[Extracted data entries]
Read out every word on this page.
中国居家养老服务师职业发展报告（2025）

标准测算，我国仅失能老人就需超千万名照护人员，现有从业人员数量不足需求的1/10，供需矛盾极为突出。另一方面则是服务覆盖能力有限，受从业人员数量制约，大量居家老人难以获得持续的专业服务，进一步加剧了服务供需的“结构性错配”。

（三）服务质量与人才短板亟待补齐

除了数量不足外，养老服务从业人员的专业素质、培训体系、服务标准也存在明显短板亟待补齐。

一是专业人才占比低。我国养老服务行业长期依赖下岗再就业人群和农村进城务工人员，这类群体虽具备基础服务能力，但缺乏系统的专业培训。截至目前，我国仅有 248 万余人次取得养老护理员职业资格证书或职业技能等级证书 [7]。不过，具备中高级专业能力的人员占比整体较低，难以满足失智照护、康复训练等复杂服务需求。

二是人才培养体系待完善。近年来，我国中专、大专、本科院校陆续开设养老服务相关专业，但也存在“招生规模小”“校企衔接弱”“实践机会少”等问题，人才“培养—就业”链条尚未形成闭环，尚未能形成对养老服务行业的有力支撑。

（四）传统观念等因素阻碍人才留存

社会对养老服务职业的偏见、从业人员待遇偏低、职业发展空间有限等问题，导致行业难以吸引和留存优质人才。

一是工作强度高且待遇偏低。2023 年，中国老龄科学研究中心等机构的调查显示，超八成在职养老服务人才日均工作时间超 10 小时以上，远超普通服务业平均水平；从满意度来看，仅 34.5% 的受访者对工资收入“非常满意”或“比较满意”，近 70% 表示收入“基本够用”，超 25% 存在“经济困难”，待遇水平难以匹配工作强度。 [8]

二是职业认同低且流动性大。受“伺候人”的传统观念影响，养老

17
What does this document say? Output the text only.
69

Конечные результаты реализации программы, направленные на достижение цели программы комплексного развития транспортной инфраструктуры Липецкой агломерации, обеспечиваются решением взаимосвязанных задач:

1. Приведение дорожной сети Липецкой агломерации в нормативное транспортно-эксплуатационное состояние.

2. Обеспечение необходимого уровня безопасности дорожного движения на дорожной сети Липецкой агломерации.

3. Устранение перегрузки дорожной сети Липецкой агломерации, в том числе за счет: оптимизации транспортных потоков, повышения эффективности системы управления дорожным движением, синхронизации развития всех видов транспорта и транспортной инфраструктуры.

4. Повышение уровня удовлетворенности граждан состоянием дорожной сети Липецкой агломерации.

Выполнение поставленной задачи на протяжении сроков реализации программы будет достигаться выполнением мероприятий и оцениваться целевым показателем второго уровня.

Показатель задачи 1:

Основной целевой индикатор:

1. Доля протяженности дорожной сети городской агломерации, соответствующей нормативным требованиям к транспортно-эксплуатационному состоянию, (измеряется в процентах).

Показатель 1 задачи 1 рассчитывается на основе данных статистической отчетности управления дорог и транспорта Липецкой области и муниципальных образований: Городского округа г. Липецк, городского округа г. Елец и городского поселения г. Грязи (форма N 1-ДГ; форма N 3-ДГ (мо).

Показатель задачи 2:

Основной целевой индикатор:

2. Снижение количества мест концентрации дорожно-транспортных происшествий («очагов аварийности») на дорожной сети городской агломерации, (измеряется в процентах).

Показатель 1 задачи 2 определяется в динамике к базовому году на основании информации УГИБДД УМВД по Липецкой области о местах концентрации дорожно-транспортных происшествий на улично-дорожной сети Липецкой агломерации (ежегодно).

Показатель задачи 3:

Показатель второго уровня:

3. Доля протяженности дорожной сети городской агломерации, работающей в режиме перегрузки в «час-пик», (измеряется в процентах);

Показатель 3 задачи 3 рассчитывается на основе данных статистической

### What you have to do
Return the entries above exactly as they appear.

### Task response
Read out every word on this page.
中国居家养老服务师职业发展报告（2025）

标准测算，我国仅失能老人就需超千万名照护人员，现有从业人员数量不足需求的1/10，供需矛盾极为突出。另一方面则是服务覆盖能力有限，受从业人员数量制约，大量居家老人难以获得持续的专业服务，进一步加剧了服务供需的“结构性错配”。

（三）服务质量与人才短板亟待补齐

除了数量不足外，养老服务从业人员的专业素质、培训体系、服务标准也存在明显短板亟待补齐。

一是专业人才占比低。我国养老服务行业长期依赖下岗再就业人群和农村进城务工人员，这类群体虽具备基础服务能力，但缺乏系统的专业培训。截至目前，我国仅有 248 万余人次取得养老护理员职业资格证书或职业技能等级证书 [7]。不过，具备中高级专业能力的人员占比整体较低，难以满足失智照护、康复训练等复杂服务需求。

二是人才培养体系待完善。近年来，我国中专、大专、本科院校陆续开设养老服务相关专业，但也存在“招生规模小”“校企衔接弱”“实践机会少”等问题，人才“培养—就业”链条尚未形成闭环，尚未能形成对养老服务行业的有力支撑。

（四）传统观念等因素阻碍人才留存

社会对养老服务职业的偏见、从业人员待遇偏低、职业发展空间有限等问题，导致行业难以吸引和留存优质人才。

一是工作强度高且待遇偏低。2023 年，中国老龄科学研究中心等机构的调查显示，超八成在职养老服务人才日均工作时间超 10 小时以上，远超普通服务业平均水平；从满意度来看，仅 34.5% 的受访者对工资收入“非常满意”或“比较满意”，近 70% 表示收入“基本够用”，超 25% 存在“经济困难”，待遇水平难以匹配工作强度。 [8]

二是职业认同低且流动性大。受“伺候人”的传统观念影响，养老

17
What does this document say? Output the text only.
69

Конечные результаты реализации программы, направленные на достижение цели программы комплексного развития транспортной инфраструктуры Липецкой агломерации, обеспечиваются решением взаимосвязанных задач:

1. Приведение дорожной сети Липецкой агломерации в нормативное транспортно-эксплуатационное состояние.

2. Обеспечение необходимого уровня безопасности дорожного движения на дорожной сети Липецкой агломерации.

3. Устранение перегрузки дорожной сети Липецкой агломерации, в том числе за счет: оптимизации транспортных потоков, повышения эффективности системы управления дорожным движением, синхронизации развития всех видов транспорта и транспортной инфраструктуры.

4. Повышение уровня удовлетворенности граждан состоянием дорожной сети Липецкой агломерации.

Выполнение поставленной задачи на протяжении сроков реализации программы будет достигаться выполнением мероприятий и оцениваться целевым показателем второго уровня.

Показатель задачи 1:

Основной целевой индикатор:

1. Доля протяженности дорожной сети городской агломерации, соответствующей нормативным требованиям к транспортно-эксплуатационному состоянию, (измеряется в процентах).

Показатель 1 задачи 1 рассчитывается на основе данных статистической отчетности управления дорог и транспорта Липецкой области и муниципальных образований: Городского округа г. Липецк, городского округа г. Елец и городского поселения г. Грязи (форма N 1-ДГ; форма N 3-ДГ (мо).

Показатель задачи 2:

Основной целевой индикатор:

2. Снижение количества мест концентрации дорожно-транспортных происшествий («очагов аварийности») на дорожной сети городской агломерации, (измеряется в процентах).

Показатель 1 задачи 2 определяется в динамике к базовому году на основании информации УГИБДД УМВД по Липецкой области о местах концентрации дорожно-транспортных происшествий на улично-дорожной сети Липецкой агломерации (ежегодно).

Показатель задачи 3:

Показатель второго уровня:

3. Доля протяженности дорожной сети городской агломерации, работающей в режиме перегрузки в «час-пик», (измеряется в процентах);

Показатель 3 задачи 3 рассчитывается на основе данных статистической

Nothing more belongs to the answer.